WRITTEN TASKS
A) Copy down the passage in the article about Sylvia Nagginda word for word, starting with "Before she was" and going on through "with enviable qualifications.".
B) Turn the lines of the entries into a JSON list of strings, one string per line with blank lines omitted, starting with the line with "37, 781, 333]" and going on through the line with "legend: ZnO-np 20", both lines included.

TEXT BLOCK

################

Prime
Sylvia Nagginda: The girl who became queen
What you need to know:
The Nnabagereka took her first flight at the age of three months from London, where she was born, to Uganda, where she grew up for most of her childhood before she returned to UK. It is not surprising that close relatives say she was a quiet, humble child, traits the queen has kept to date.
Before she was a queen, before she even met Kabaka Mutebi who would be her husband, Sylvia Nagginda’s story was telling. Her life story had spanned three continents; she was already a high achiever with enviable qualifications.
Her aunt and Rubaga Municipality Mayor Joyce Nabosa Sebugwawo who knew Nagginda from as little as three months old to when she was about four years and intermittent periods as a young woman, foresaw a good mother. “Someone with a future is what I saw. I always thought she would have a home full of joy,” she says. Did she ever see a queen in Nagginda’s bearing, her poise? The mayor answers in the negative. Marrying a king and other fanciful thoughts never crossed her mind. “I just knew she would have a good home,” she emphasises.
Sylvia Nagginda Luswata is the first born of John Luswata Ssebugwawo and Rebecca Nakintu. The year of her birth is 1964 according to several online pages which bear her profile. Her paternal aunt Eve Nasejje Ssebugwawo says November 1963, then 64, then 63, again. Whatever the year though, the month is November and the birth place, is London.
“Her mother Nakintu was a nurse. She had trained in London,” Nasejje who is the younger sister of Nagginda’s father offers. She says she knew Nagginda from when she was a little baby growing up with her in the same household.

################

PROVIDED DATA
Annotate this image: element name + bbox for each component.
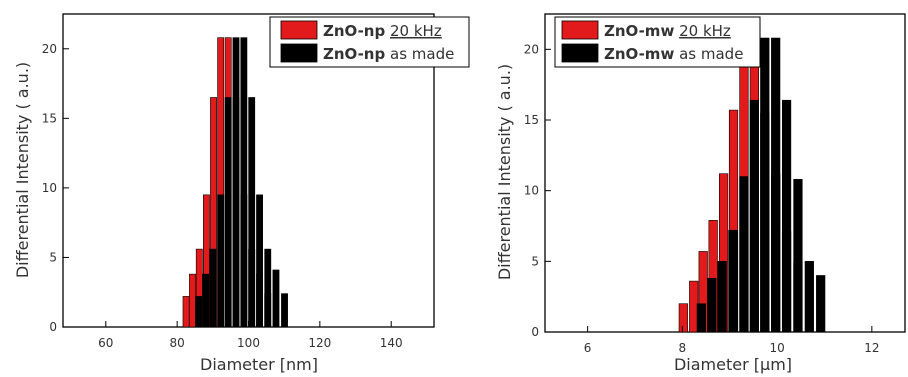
bar-series-b	[771, 37, 781, 333]
x-axis-label: Diameter [nm]	[200, 355, 318, 374]
legend-label-1-rest: as made	[390, 45, 454, 63]
legend-label-1: ZnO-mw as made	[604, 45, 743, 63]
y-tick-label: 10	[42, 181, 57, 195]
bar-series-a	[182, 296, 190, 328]
bar-series-b	[264, 248, 272, 328]
legend-swatch-0	[280, 20, 318, 40]
x-tick-label: 140	[380, 336, 403, 350]
legend-label-1: ZnO-np as made	[323, 45, 454, 63]
bar-series-b	[224, 97, 232, 328]
legend-label-0-rest: 20 kHz	[390, 22, 442, 40]
bar-series-b	[816, 275, 826, 333]
x-tick-label: 10	[769, 341, 784, 355]
bar-series-b	[217, 194, 225, 328]
x-tick-label: 120	[308, 336, 331, 350]
bar-series-b	[240, 37, 248, 328]
y-tick-label: 10	[524, 184, 539, 198]
bars	[182, 37, 288, 328]
y-tick-label: 15	[524, 113, 539, 127]
bar-series-b	[749, 99, 759, 333]
legend: ZnO-np 20 kHz ZnO-np as made	[269, 16, 470, 68]
chart-right: 0 5 10 15 20 6 8 10 12 Diameter [µm] Differentia…	[495, 13, 906, 374]
bar-series-b	[272, 269, 280, 328]
legend-label-1-bold: ZnO-mw	[604, 45, 674, 63]
bar-series-b	[793, 179, 803, 333]
y-tick-label: 20	[524, 42, 539, 56]
y-tick-label: 15	[42, 111, 57, 125]
bar-series-b	[781, 99, 792, 333]
x-tick-label: 8	[679, 341, 687, 355]
chart-left: 0 5 10 15 20 60 80 100 120 140 Diameter [nm] Diff…	[13, 13, 470, 374]
x-tick-label: 12	[864, 341, 879, 355]
bar-series-b	[248, 97, 256, 328]
bar-series-b	[202, 273, 210, 328]
legend-swatch-1	[561, 43, 599, 63]
y-tick-label: 5	[49, 250, 57, 264]
bar-series-b	[707, 277, 717, 333]
bar-series-a	[678, 303, 688, 333]
legend: ZnO-mw 20 kHz ZnO-mw as made	[554, 16, 761, 68]
bar-series-b	[232, 37, 240, 328]
x-axis-label: Diameter [µm]	[674, 355, 792, 374]
legend-swatch-0	[561, 20, 599, 40]
bar-series-b	[739, 176, 749, 333]
x-tick-label: 100	[237, 336, 260, 350]
y-tick-label: 20	[42, 42, 57, 56]
y-tick-label: 0	[49, 320, 57, 334]
y-axis-label: Differential Intensity ( a.u.)	[13, 62, 32, 278]
bar-series-b	[717, 261, 727, 333]
bar-series-b	[256, 194, 263, 328]
legend-label-1-rest: as made	[679, 45, 743, 63]
bar-series-b	[696, 303, 706, 333]
bars	[678, 37, 826, 333]
axes: 0 5 10 15 20 60 80 100 120 140	[42, 42, 403, 350]
bar-series-b	[760, 37, 770, 333]
legend-label-0-bold: ZnO-mw	[604, 22, 674, 40]
legend-label-0: ZnO-np 20 kHz	[323, 22, 442, 40]
bar-series-b	[195, 296, 202, 328]
x-tick-label: 60	[98, 336, 113, 350]
y-tick-label: 0	[531, 325, 539, 339]
bar-series-b	[209, 248, 217, 328]
bar-series-b	[728, 229, 738, 333]
legend-label-0-bold: ZnO-np	[323, 22, 385, 40]
legend-label-0: ZnO-mw 20 kHz	[604, 22, 731, 40]
legend-label-1-bold: ZnO-np	[323, 45, 385, 63]
bar-series-a	[189, 273, 196, 328]
legend-swatch-1	[280, 43, 318, 63]
x-tick-label: 6	[584, 341, 592, 355]
bar-series-b	[804, 261, 814, 333]
y-tick-label: 5	[531, 254, 539, 268]
y-axis-label: Differential Intensity ( a.u.)	[495, 64, 514, 280]
axes: 0 5 10 15 20 6 8 10 12	[524, 42, 880, 355]
bar-series-b	[281, 293, 288, 328]
x-tick-label: 80	[170, 336, 185, 350]
legend-label-0-rest: 20 kHz	[679, 22, 731, 40]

################

ANSWERS BELOW
A)
Before she was a queen, before she even met Kabaka Mutebi who would be her husband, Sylvia Nagginda’s story was telling. Her life story had spanned three continents; she was already a high achiever with enviable qualifications.

B)
[
  "bar-series-b\t[771, 37, 781, 333]",
  "x-axis-label: Diameter [nm]\t[200, 355, 318, 374]",
  "legend-label-1-rest: as made\t[390, 45, 454, 63]",
  "legend-label-1: ZnO-mw as made\t[604, 45, 743, 63]",
  "y-tick-label: 10\t[42, 181, 57, 195]",
  "bar-series-a\t[182, 296, 190, 328]",
  "bar-series-b\t[264, 248, 272, 328]",
  "legend-swatch-0\t[280, 20, 318, 40]",
  "x-tick-label: 140\t[380, 336, 403, 350]",
  "legend-label-1: ZnO-np as made\t[323, 45, 454, 63]",
  "bar-series-b\t[224, 97, 232, 328]",
  "legend-label-0-rest: 20 kHz\t[390, 22, 442, 40]",
  "bar-series-b\t[816, 275, 826, 333]",
  "x-tick-label: 10\t[769, 341, 784, 355]",
  "bar-series-b\t[217, 194, 225, 328]",
  "x-tick-label: 120\t[308, 336, 331, 350]",
  "bar-series-b\t[240, 37, 248, 328]",
  "y-tick-label: 10\t[524, 184, 539, 198]",
  "bars\t[182, 37, 288, 328]",
  "y-tick-label: 15\t[524, 113, 539, 127]",
  "bar-series-b\t[749, 99, 759, 333]",
  "legend: ZnO-np 20 kHz ZnO-np as made\t[269, 16, 470, 68]"
]